%%

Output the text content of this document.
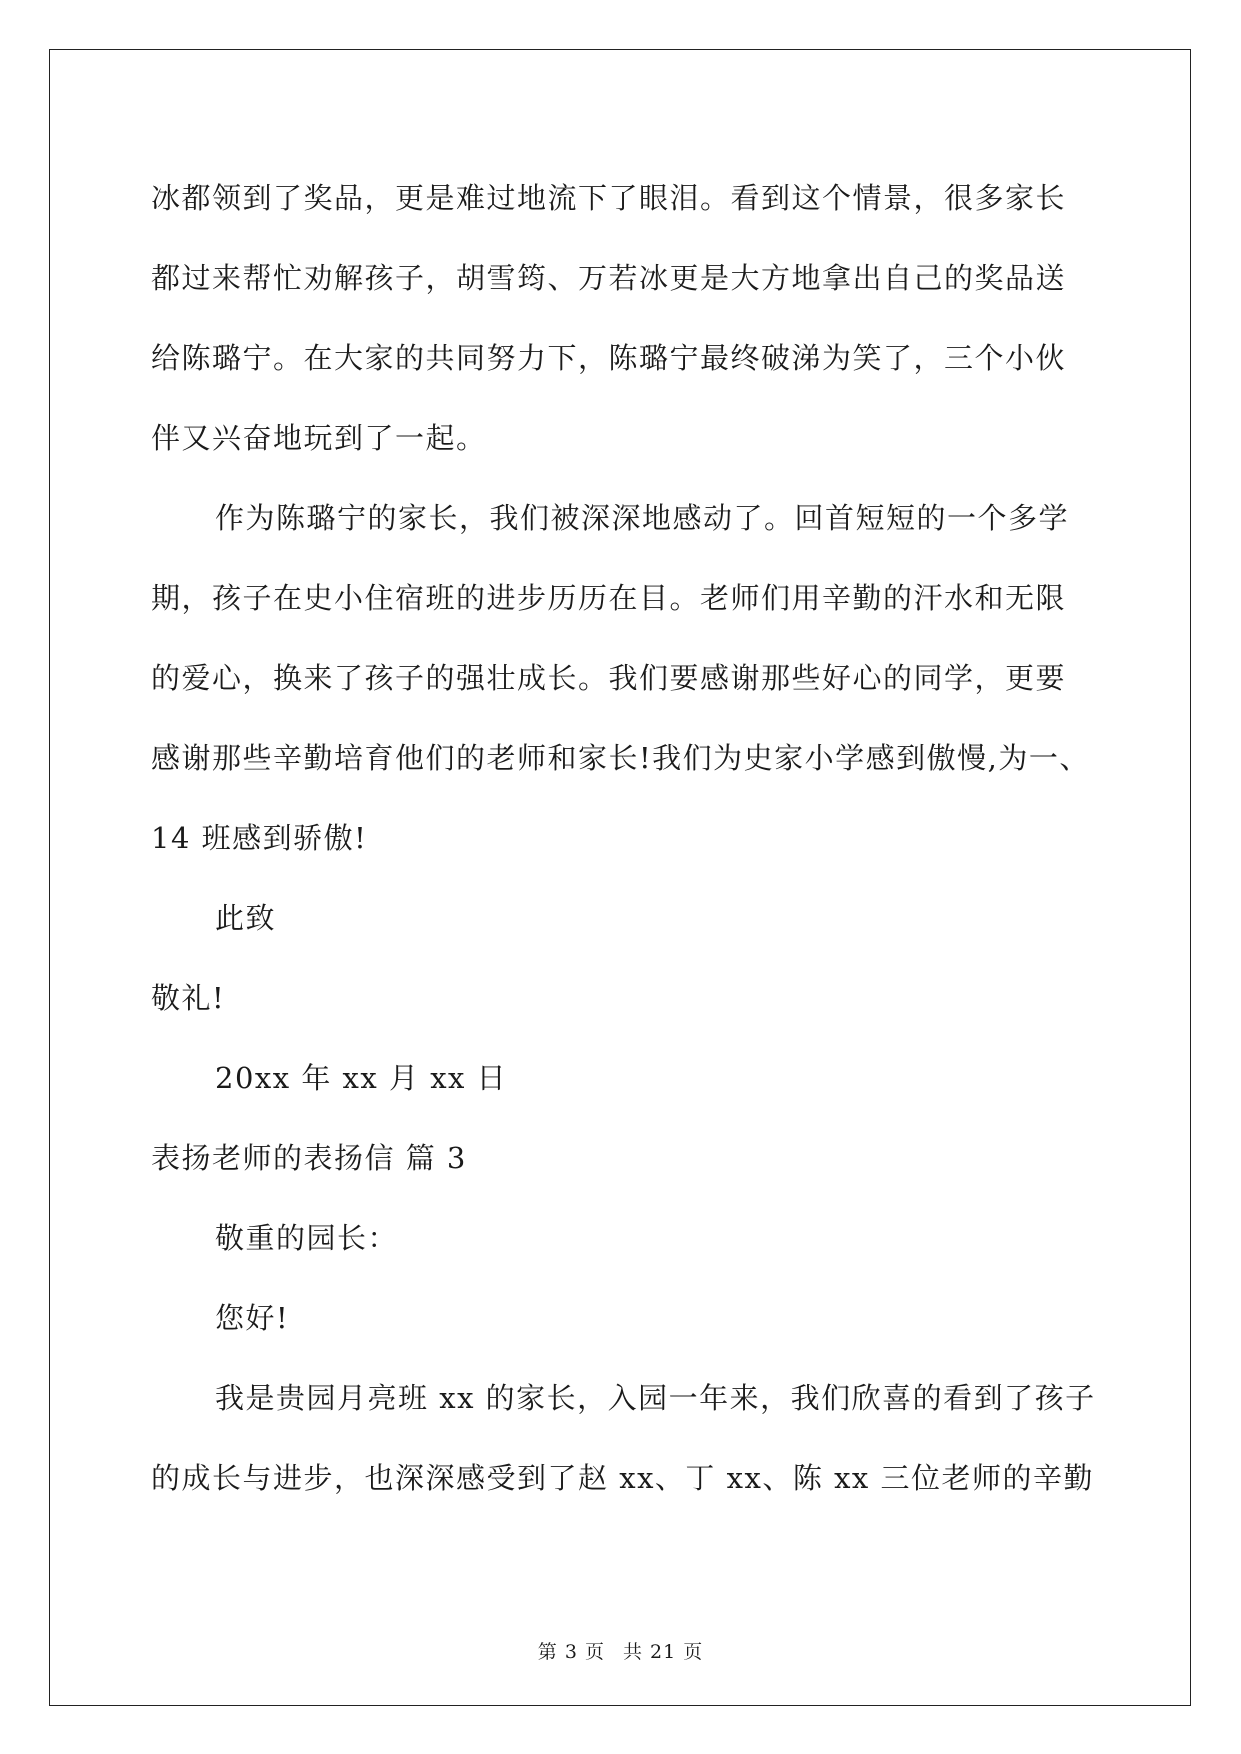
冰都领到了奖品，更是难过地流下了眼泪。看到这个情景，很多家长
都过来帮忙劝解孩子，胡雪筠、万若冰更是大方地拿出自己的奖品送
给陈璐宁。在大家的共同努力下，陈璐宁最终破涕为笑了，三个小伙
伴又兴奋地玩到了一起。
作为陈璐宁的家长，我们被深深地感动了。回首短短的一个多学
期，孩子在史小住宿班的进步历历在目。老师们用辛勤的汗水和无限
的爱心，换来了孩子的强壮成长。我们要感谢那些好心的同学，更要
感谢那些辛勤培育他们的老师和家长!我们为史家小学感到傲慢,为一、
14 班感到骄傲!
此致
敬礼!
20xx 年 xx 月 xx 日
表扬老师的表扬信 篇 3
敬重的园长：
您好!
我是贵园月亮班 xx 的家长，入园一年来，我们欣喜的看到了孩子
的成长与进步，也深深感受到了赵 xx、丁 xx、陈 xx 三位老师的辛勤
第 3 页 共 21 页
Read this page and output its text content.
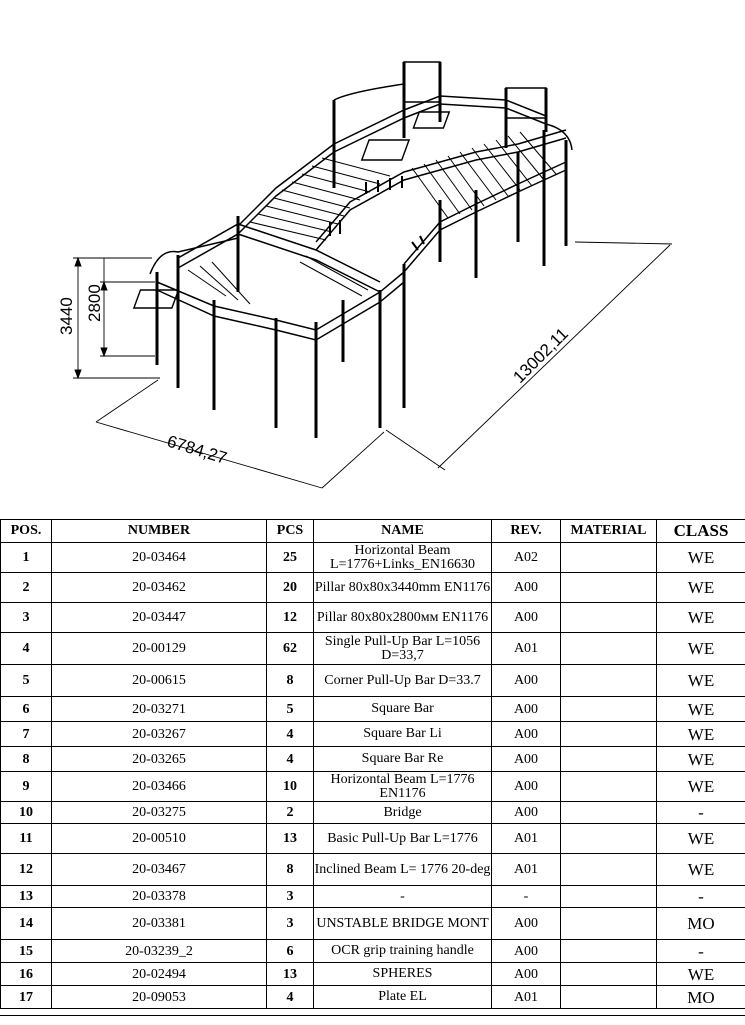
3440 2800
6784,27
13002,11
POS.	NUMBER	PCS	NAME	REV.	MATERIAL	CLASS
1	20-03464	25	Horizontal Beam L=1776+Links_EN16630	A02		WE
2	20-03462	20	Pillar 80x80x3440mm EN1176	A00		WE
3	20-03447	12	Pillar 80x80x2800мм EN1176	A00		WE
4	20-00129	62	Single Pull-Up Bar L=1056 D=33,7	A01		WE
5	20-00615	8	Corner Pull-Up Bar D=33.7	A00		WE
6	20-03271	5	Square Bar	A00		WE
7	20-03267	4	Square Bar Li	A00		WE
8	20-03265	4	Square Bar Re	A00		WE
9	20-03466	10	Horizontal Beam L=1776 EN1176	A00		WE
10	20-03275	2	Bridge	A00		-
11	20-00510	13	Basic Pull-Up Bar L=1776	A01		WE
12	20-03467	8	Inclined Beam L= 1776 20-deg	A01		WE
13	20-03378	3	-	-		-
14	20-03381	3	UNSTABLE BRIDGE MONT	A00		MO
15	20-03239_2	6	OCR grip training handle	A00		-
16	20-02494	13	SPHERES	A00		WE
17	20-09053	4	Plate EL	A01		MO
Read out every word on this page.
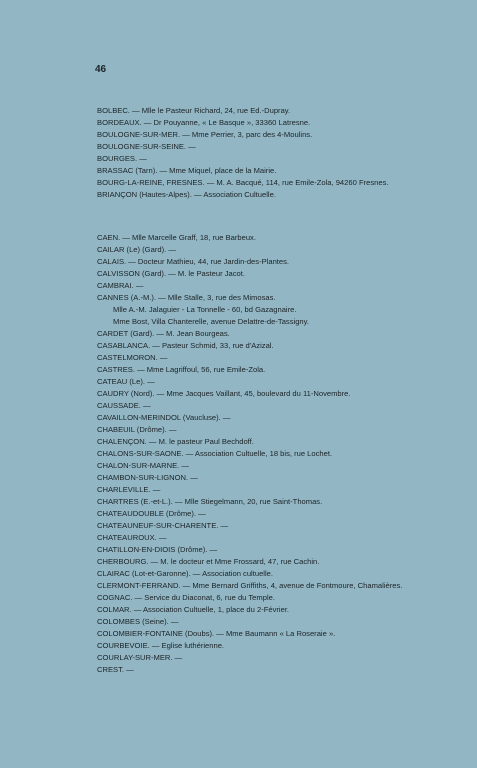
46
BOLBEC. — Mlle le Pasteur Richard, 24, rue Ed.-Dupray.
BORDEAUX. — Dr Pouyanne, « Le Basque », 33360 Latresne.
BOULOGNE-SUR-MER. — Mme Perrier, 3, parc des 4-Moulins.
BOULOGNE-SUR-SEINE. —
BOURGES. —
BRASSAC (Tarn). — Mme Miquel, place de la Mairie.
BOURG-LA-REINE, FRESNES. — M. A. Bacqué, 114, rue Emile-Zola, 94260 Fresnes.
BRIANÇON (Hautes-Alpes). — Association Cultuelle.
CAEN. — Mlle Marcelle Graff, 18, rue Barbeux.
CAILAR (Le) (Gard). —
CALAIS. — Docteur Mathieu, 44, rue Jardin-des-Plantes.
CALVISSON (Gard). — M. le Pasteur Jacot.
CAMBRAI. —
CANNES (A.-M.). — Mlle Stalle, 3, rue des Mimosas.
Mlle A.-M. Jalaguier - La Tonnelle - 60, bd Gazagnaire.
Mme Bost, Villa Chanterelle, avenue Delattre-de-Tassigny.
CARDET (Gard). — M. Jean Bourgeas.
CASABLANCA. — Pasteur Schmid, 33, rue d'Azizal.
CASTELMORON. —
CASTRES. — Mme Lagriffoul, 56, rue Emile-Zola.
CATEAU (Le). —
CAUDRY (Nord). — Mme Jacques Vaillant, 45, boulevard du 11-Novembre.
CAUSSADE. —
CAVAILLON-MERINDOL (Vaucluse). —
CHABEUIL (Drôme). —
CHALENÇON. — M. le pasteur Paul Bechdoff.
CHALONS-SUR-SAONE. — Association Cultuelle, 18 bis, rue Lochet.
CHALON-SUR-MARNE. —
CHAMBON-SUR-LIGNON. —
CHARLEVILLE. —
CHARTRES (E.-et-L.). — Mlle Stiegelmann, 20, rue Saint-Thomas.
CHATEAUDOUBLE (Drôme). —
CHATEAUNEUF-SUR-CHARENTE. —
CHATEAUROUX. —
CHATILLON-EN-DIOIS (Drôme). —
CHERBOURG. — M. le docteur et Mme Frossard, 47, rue Cachin.
CLAIRAC (Lot-et-Garonne). — Association cultuelle.
CLERMONT-FERRAND. — Mme Bernard Griffiths, 4, avenue de Fontmoure, Chamalières.
COGNAC. — Service du Diaconat, 6, rue du Temple.
COLMAR. — Association Cultuelle, 1, place du 2-Février.
COLOMBES (Seine). —
COLOMBIER-FONTAINE (Doubs). — Mme Baumann « La Roseraie ».
COURBEVOIE. — Eglise luthérienne.
COURLAY-SUR-MER. —
CREST. —
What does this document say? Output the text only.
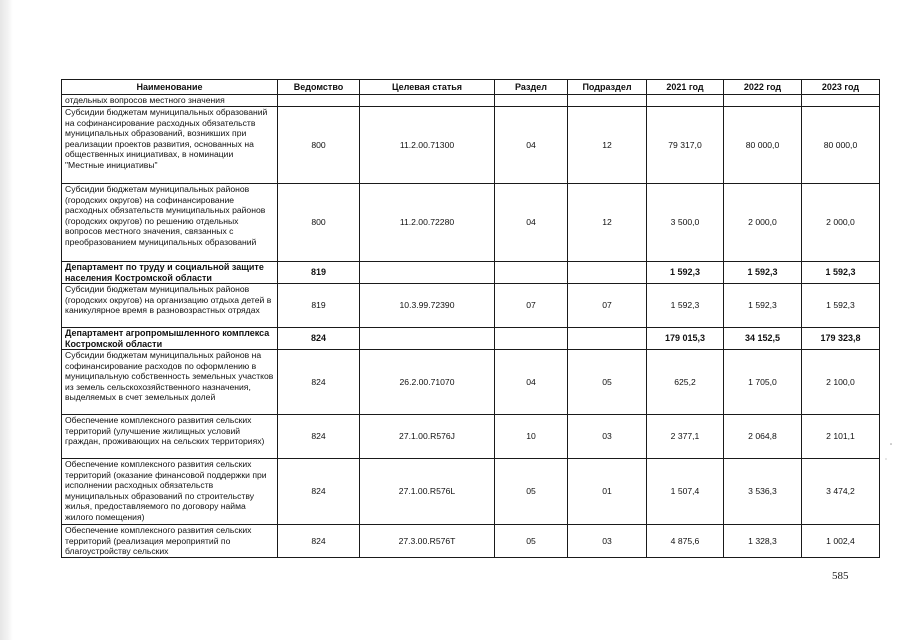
Наименование	Ведомство	Целевая статья	Раздел	Подраздел	2021 год	2022 год	2023 год
отдельных вопросов местного значения							
Субсидии бюджетам муниципальных образований на софинансирование расходных обязательств муниципальных образований, возникших при реализации проектов развития, основанных на общественных инициативах, в номинации "Местные инициативы"	800	11.2.00.71300	04	12	79 317,0	80 000,0	80 000,0
Субсидии бюджетам муниципальных районов (городских округов) на софинансирование расходных обязательств муниципальных районов (городских округов) по решению отдельных вопросов местного значения, связанных с преобразованием муниципальных образований	800	11.2.00.72280	04	12	3 500,0	2 000,0	2 000,0
Департамент по труду и социальной защите населения Костромской области	819				1 592,3	1 592,3	1 592,3
Субсидии бюджетам муниципальных районов (городских округов) на организацию отдыха детей в каникулярное время в разновозрастных отрядах	819	10.3.99.72390	07	07	1 592,3	1 592,3	1 592,3
Департамент агропромышленного комплекса Костромской области	824				179 015,3	34 152,5	179 323,8
Субсидии бюджетам муниципальных районов на софинансирование расходов по оформлению в муниципальную собственность земельных участков из земель сельскохозяйственного назначения, выделяемых в счет земельных долей	824	26.2.00.71070	04	05	625,2	1 705,0	2 100,0
Обеспечение комплексного развития сельских территорий (улучшение жилищных условий граждан, проживающих на сельских территориях)	824	27.1.00.R576J	10	03	2 377,1	2 064,8	2 101,1
Обеспечение комплексного развития сельских территорий (оказание финансовой поддержки при исполнении расходных обязательств муниципальных образований по строительству жилья, предоставляемого по договору найма жилого помещения)	824	27.1.00.R576L	05	01	1 507,4	3 536,3	3 474,2
Обеспечение комплексного развития сельских территорий (реализация мероприятий по благоустройству сельских	824	27.3.00.R576T	05	03	4 875,6	1 328,3	1 002,4
585
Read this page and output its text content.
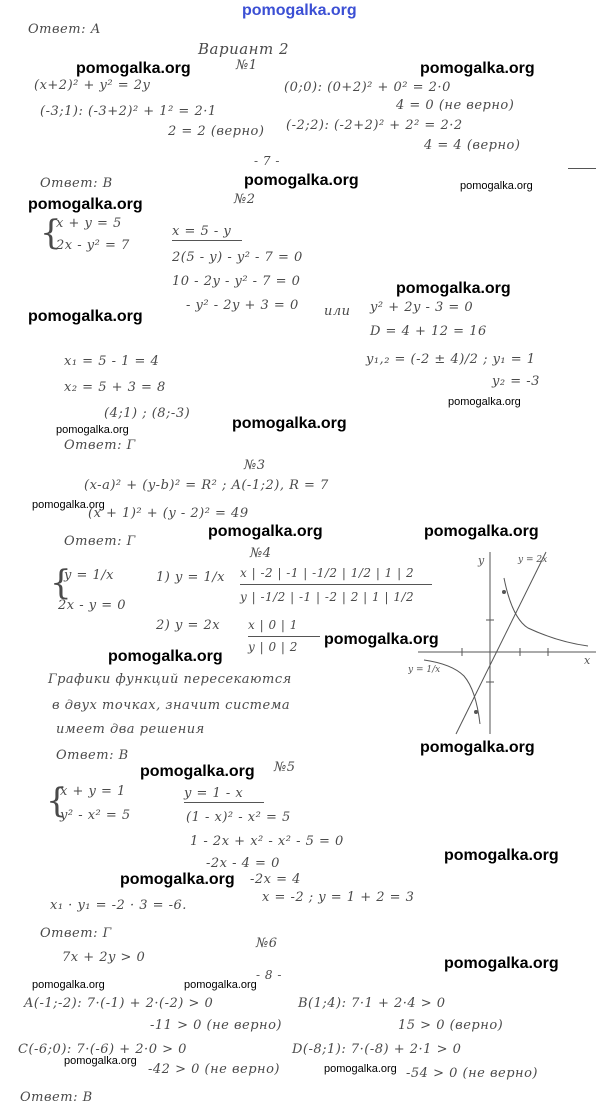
pomogalka.org
pomogalka.org	pomogalka.org
pomogalka.org	pomogalka.org
pomogalka.org
pomogalka.org
pomogalka.org
pomogalka.org
pomogalka.org	pomogalka.org
pomogalka.org
pomogalka.org	pomogalka.org
pomogalka.org
pomogalka.org
pomogalka.org
pomogalka.org
pomogalka.org
pomogalka.org
pomogalka.org
pomogalka.org	pomogalka.org
pomogalka.org
pomogalka.org
Ответ: А
Вариант 2
№1
(x+2)² + y² = 2y
(-3;1): (-3+2)² + 1² = 2·1
2 = 2 (верно)
(0;0): (0+2)² + 0² = 2·0
4 = 0 (не верно)
(-2;2): (-2+2)² + 2² = 2·2
4 = 4 (верно)
- 7 -
Ответ: В
№2
{
x + y = 5
2x - y² = 7
x = 5 - y
2(5 - y) - y² - 7 = 0
10 - 2y - y² - 7 = 0
- y² - 2y + 3 = 0 или y² + 2y - 3 = 0
D = 4 + 12 = 16
y₁,₂ = (-2 ± 4)/2 ; y₁ = 1
y₂ = -3
x₁ = 5 - 1 = 4
x₂ = 5 + 3 = 8
(4;1) ; (8;-3)
Ответ: Г
№3
(x-a)² + (y-b)² = R² ; A(-1;2), R = 7
(x + 1)² + (y - 2)² = 49
Ответ: Г
№4
{
y = 1/x
2x - y = 0
1) y = 1/x x | -2 | -1 | -1/2 | 1/2 | 1 | 2
y | -1/2 | -1 | -2 | 2 | 1 | 1/2
2) y = 2x x | 0 | 1
y | 0 | 2
Графики функций пересекаются
в двух точках, значит система
имеет два решения
Ответ: В
y
x
y = 1/x
y = 2x
№5
{
x + y = 1
y² - x² = 5
y = 1 - x
(1 - x)² - x² = 5
1 - 2x + x² - x² - 5 = 0
-2x - 4 = 0
-2x = 4
x = -2 ; y = 1 + 2 = 3
x₁ · y₁ = -2 · 3 = -6.
Ответ: Г
№6
7x + 2y > 0
- 8 -
A(-1;-2): 7·(-1) + 2·(-2) > 0
-11 > 0 (не верно)
B(1;4): 7·1 + 2·4 > 0
15 > 0 (верно)
C(-6;0): 7·(-6) + 2·0 > 0
-42 > 0 (не верно)
D(-8;1): 7·(-8) + 2·1 > 0
-54 > 0 (не верно)
Ответ: В
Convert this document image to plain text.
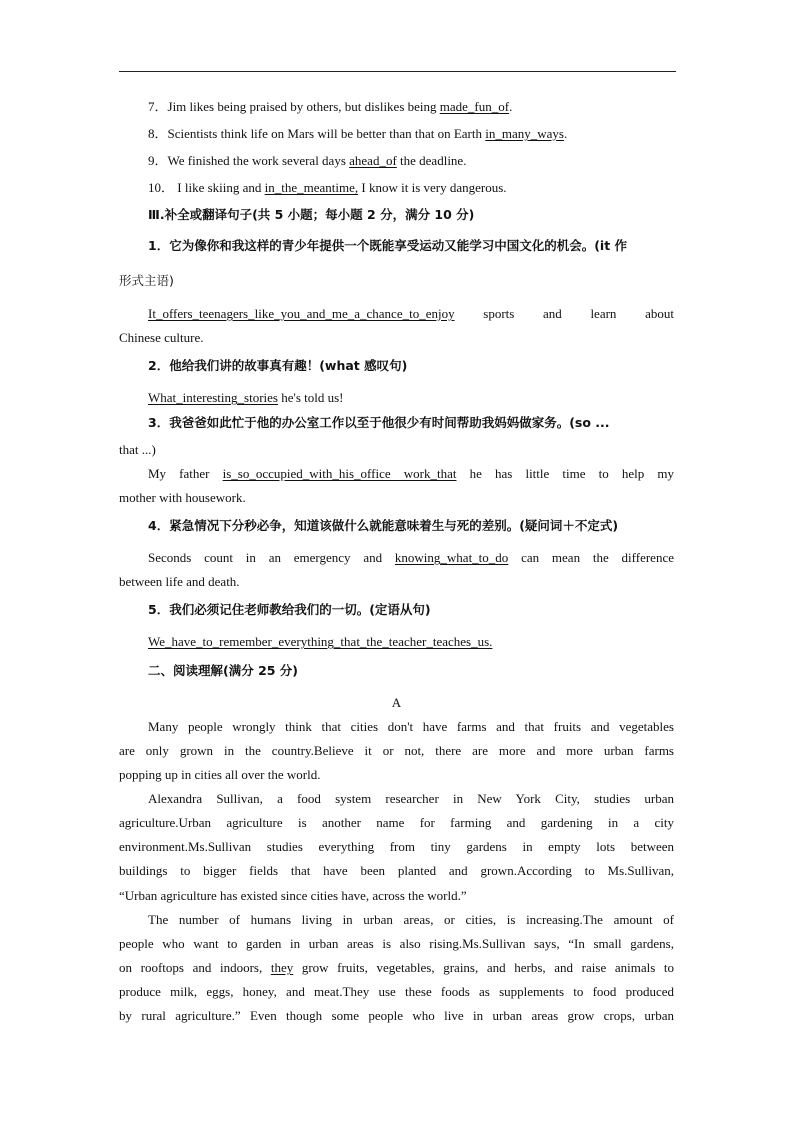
7．Jim likes being praised by others, but dislikes being made_fun_of.
8．Scientists think life on Mars will be better than that on Earth in_many_ways.
9．We finished the work several days ahead_of the deadline.
10． I like skiing and in_the_meantime, I know it is very dangerous.
Ⅲ.补全或翻译句子(共 5 小题；每小题 2 分，满分 10 分)
1．它为像你和我这样的青少年提供一个既能享受运动又能学习中国文化的机会。(it 作
形式主语)
It_offers_teenagers_like_you_and_me_a_chance_to_enjoy sports and learn about
Chinese culture.
2．他给我们讲的故事真有趣！(what 感叹句)
What_interesting_stories he's told us!
3．我爸爸如此忙于他的办公室工作以至于他很少有时间帮助我妈妈做家务。(so ...
that ...)
My father is_so_occupied_with_his_office work_that he has little time to help my
mother with housework.
4．紧急情况下分秒必争，知道该做什么就能意味着生与死的差别。(疑问词＋不定式)
Seconds count in an emergency and knowing_what_to_do can mean the difference
between life and death.
5．我们必须记住老师教给我们的一切。(定语从句)
We_have_to_remember_everything_that_the_teacher_teaches_us.
二、阅读理解(满分 25 分)
A
Many people wrongly think that cities don't have farms and that fruits and vegetables
are only grown in the country.Believe it or not, there are more and more urban farms
popping up in cities all over the world.
Alexandra Sullivan, a food system researcher in New York City, studies urban
agriculture.Urban agriculture is another name for farming and gardening in a city
environment.Ms.Sullivan studies everything from tiny gardens in empty lots between
buildings to bigger fields that have been planted and grown.According to Ms.Sullivan,
“Urban agriculture has existed since cities have, across the world.”
The number of humans living in urban areas, or cities, is increasing.The amount of
people who want to garden in urban areas is also rising.Ms.Sullivan says, “In small gardens,
on rooftops and indoors, they grow fruits, vegetables, grains, and herbs, and raise animals to
produce milk, eggs, honey, and meat.They use these foods as supplements to food produced
by rural agriculture.” Even though some people who live in urban areas grow crops, urban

%%

Give every line of the material that includes the string "отдельных".

== The result ==
отдельных вопросов местного значения							
Субсидии бюджетам муниципальных районов (городских округов) на софинансирование расходных обязательств муниципальных районов (городских округов) по решению отдельных вопросов местного значения, связанных с преобразованием муниципальных образований	800	11.2.00.72280	04	12	3 500,0	2 000,0	2 000,0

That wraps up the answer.